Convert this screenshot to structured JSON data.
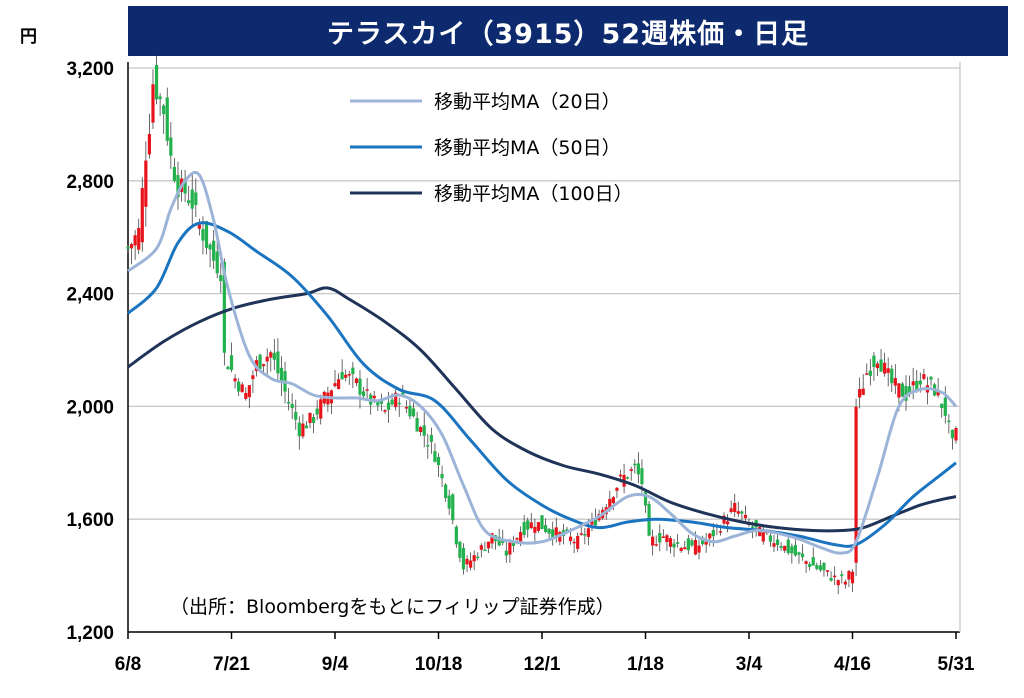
{
  "header": {
    "title": "テラスカイ（3915）52週株価・日足",
    "unit": "円"
  },
  "colors": {
    "title_bg": "#0d2a6e",
    "up": "#e8141b",
    "down": "#22b14c",
    "ma20": "#9cb4d8",
    "ma50": "#1a74c0",
    "ma100": "#1f3458",
    "grid": "#c8c8c8"
  },
  "chart_data": {
    "type": "candlestick",
    "ylim": [
      1200,
      3200
    ],
    "y_ticks": [
      "1,200",
      "1,600",
      "2,000",
      "2,400",
      "2,800",
      "3,200"
    ],
    "y_tick_values": [
      1200,
      1600,
      2000,
      2400,
      2800,
      3200
    ],
    "x_tick_labels": [
      "6/8",
      "7/21",
      "9/4",
      "10/18",
      "12/1",
      "1/18",
      "3/4",
      "4/16",
      "5/31"
    ],
    "x_tick_index": [
      0,
      29,
      58,
      87,
      116,
      145,
      174,
      203,
      232
    ],
    "n_days": 233,
    "legend": [
      {
        "key": "ma20",
        "label": "移動平均MA（20日）"
      },
      {
        "key": "ma50",
        "label": "移動平均MA（50日）"
      },
      {
        "key": "ma100",
        "label": "移動平均MA（100日）"
      }
    ],
    "source_note": "（出所：Bloombergをもとにフィリップ証券作成）",
    "close_anchors": [
      [
        0,
        2560
      ],
      [
        3,
        2620
      ],
      [
        5,
        2900
      ],
      [
        6,
        3000
      ],
      [
        7,
        3150
      ],
      [
        8,
        3120
      ],
      [
        10,
        3050
      ],
      [
        12,
        2880
      ],
      [
        14,
        2780
      ],
      [
        16,
        2760
      ],
      [
        18,
        2720
      ],
      [
        20,
        2640
      ],
      [
        24,
        2520
      ],
      [
        26,
        2480
      ],
      [
        27,
        2180
      ],
      [
        30,
        2100
      ],
      [
        33,
        2040
      ],
      [
        36,
        2150
      ],
      [
        40,
        2190
      ],
      [
        44,
        2050
      ],
      [
        48,
        1920
      ],
      [
        52,
        1960
      ],
      [
        56,
        2050
      ],
      [
        60,
        2120
      ],
      [
        64,
        2080
      ],
      [
        68,
        2020
      ],
      [
        72,
        1980
      ],
      [
        76,
        2040
      ],
      [
        80,
        1960
      ],
      [
        84,
        1880
      ],
      [
        86,
        1830
      ],
      [
        88,
        1740
      ],
      [
        90,
        1660
      ],
      [
        92,
        1530
      ],
      [
        94,
        1430
      ],
      [
        98,
        1480
      ],
      [
        102,
        1540
      ],
      [
        106,
        1480
      ],
      [
        110,
        1560
      ],
      [
        114,
        1590
      ],
      [
        118,
        1560
      ],
      [
        122,
        1540
      ],
      [
        126,
        1520
      ],
      [
        130,
        1580
      ],
      [
        134,
        1660
      ],
      [
        138,
        1740
      ],
      [
        142,
        1780
      ],
      [
        144,
        1730
      ],
      [
        146,
        1520
      ],
      [
        150,
        1540
      ],
      [
        154,
        1510
      ],
      [
        158,
        1500
      ],
      [
        162,
        1520
      ],
      [
        166,
        1580
      ],
      [
        170,
        1640
      ],
      [
        174,
        1580
      ],
      [
        178,
        1540
      ],
      [
        182,
        1520
      ],
      [
        186,
        1480
      ],
      [
        190,
        1450
      ],
      [
        194,
        1420
      ],
      [
        198,
        1390
      ],
      [
        201,
        1380
      ],
      [
        203,
        1420
      ],
      [
        204,
        2000
      ],
      [
        207,
        2120
      ],
      [
        210,
        2180
      ],
      [
        214,
        2080
      ],
      [
        218,
        2040
      ],
      [
        222,
        2100
      ],
      [
        226,
        2060
      ],
      [
        229,
        1980
      ],
      [
        231,
        1860
      ],
      [
        232,
        1900
      ]
    ],
    "ma20_points": [
      [
        0,
        2480
      ],
      [
        8,
        2560
      ],
      [
        12,
        2700
      ],
      [
        16,
        2800
      ],
      [
        20,
        2820
      ],
      [
        24,
        2660
      ],
      [
        28,
        2420
      ],
      [
        34,
        2180
      ],
      [
        40,
        2100
      ],
      [
        46,
        2080
      ],
      [
        52,
        2040
      ],
      [
        58,
        2030
      ],
      [
        64,
        2030
      ],
      [
        70,
        2020
      ],
      [
        76,
        2040
      ],
      [
        82,
        2000
      ],
      [
        88,
        1900
      ],
      [
        94,
        1720
      ],
      [
        100,
        1560
      ],
      [
        108,
        1520
      ],
      [
        116,
        1520
      ],
      [
        124,
        1560
      ],
      [
        132,
        1610
      ],
      [
        140,
        1680
      ],
      [
        146,
        1680
      ],
      [
        152,
        1620
      ],
      [
        158,
        1550
      ],
      [
        164,
        1520
      ],
      [
        170,
        1540
      ],
      [
        176,
        1560
      ],
      [
        182,
        1550
      ],
      [
        188,
        1530
      ],
      [
        194,
        1500
      ],
      [
        200,
        1480
      ],
      [
        204,
        1520
      ],
      [
        210,
        1750
      ],
      [
        216,
        2000
      ],
      [
        222,
        2060
      ],
      [
        228,
        2050
      ],
      [
        232,
        2000
      ]
    ],
    "ma50_points": [
      [
        0,
        2330
      ],
      [
        8,
        2420
      ],
      [
        14,
        2580
      ],
      [
        20,
        2650
      ],
      [
        28,
        2620
      ],
      [
        36,
        2550
      ],
      [
        46,
        2460
      ],
      [
        56,
        2320
      ],
      [
        66,
        2150
      ],
      [
        76,
        2060
      ],
      [
        86,
        2020
      ],
      [
        96,
        1880
      ],
      [
        106,
        1740
      ],
      [
        116,
        1650
      ],
      [
        124,
        1600
      ],
      [
        132,
        1570
      ],
      [
        140,
        1590
      ],
      [
        148,
        1600
      ],
      [
        158,
        1590
      ],
      [
        168,
        1570
      ],
      [
        178,
        1560
      ],
      [
        188,
        1540
      ],
      [
        198,
        1510
      ],
      [
        204,
        1510
      ],
      [
        212,
        1580
      ],
      [
        220,
        1680
      ],
      [
        228,
        1760
      ],
      [
        232,
        1800
      ]
    ],
    "ma100_points": [
      [
        0,
        2140
      ],
      [
        10,
        2230
      ],
      [
        20,
        2300
      ],
      [
        30,
        2350
      ],
      [
        40,
        2380
      ],
      [
        50,
        2400
      ],
      [
        56,
        2420
      ],
      [
        62,
        2380
      ],
      [
        72,
        2300
      ],
      [
        82,
        2200
      ],
      [
        92,
        2060
      ],
      [
        102,
        1920
      ],
      [
        112,
        1840
      ],
      [
        122,
        1790
      ],
      [
        132,
        1760
      ],
      [
        142,
        1720
      ],
      [
        152,
        1660
      ],
      [
        162,
        1620
      ],
      [
        172,
        1590
      ],
      [
        182,
        1570
      ],
      [
        192,
        1560
      ],
      [
        200,
        1560
      ],
      [
        206,
        1570
      ],
      [
        214,
        1610
      ],
      [
        222,
        1650
      ],
      [
        228,
        1670
      ],
      [
        232,
        1680
      ]
    ]
  }
}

■ **Exercise goal**
Pull every line holding "移動平均MA" out of the records.

■ **Response below**
        "label": "移動平均MA（20日）"
        "label": "移動平均MA（50日）"
        "label": "移動平均MA（100日）"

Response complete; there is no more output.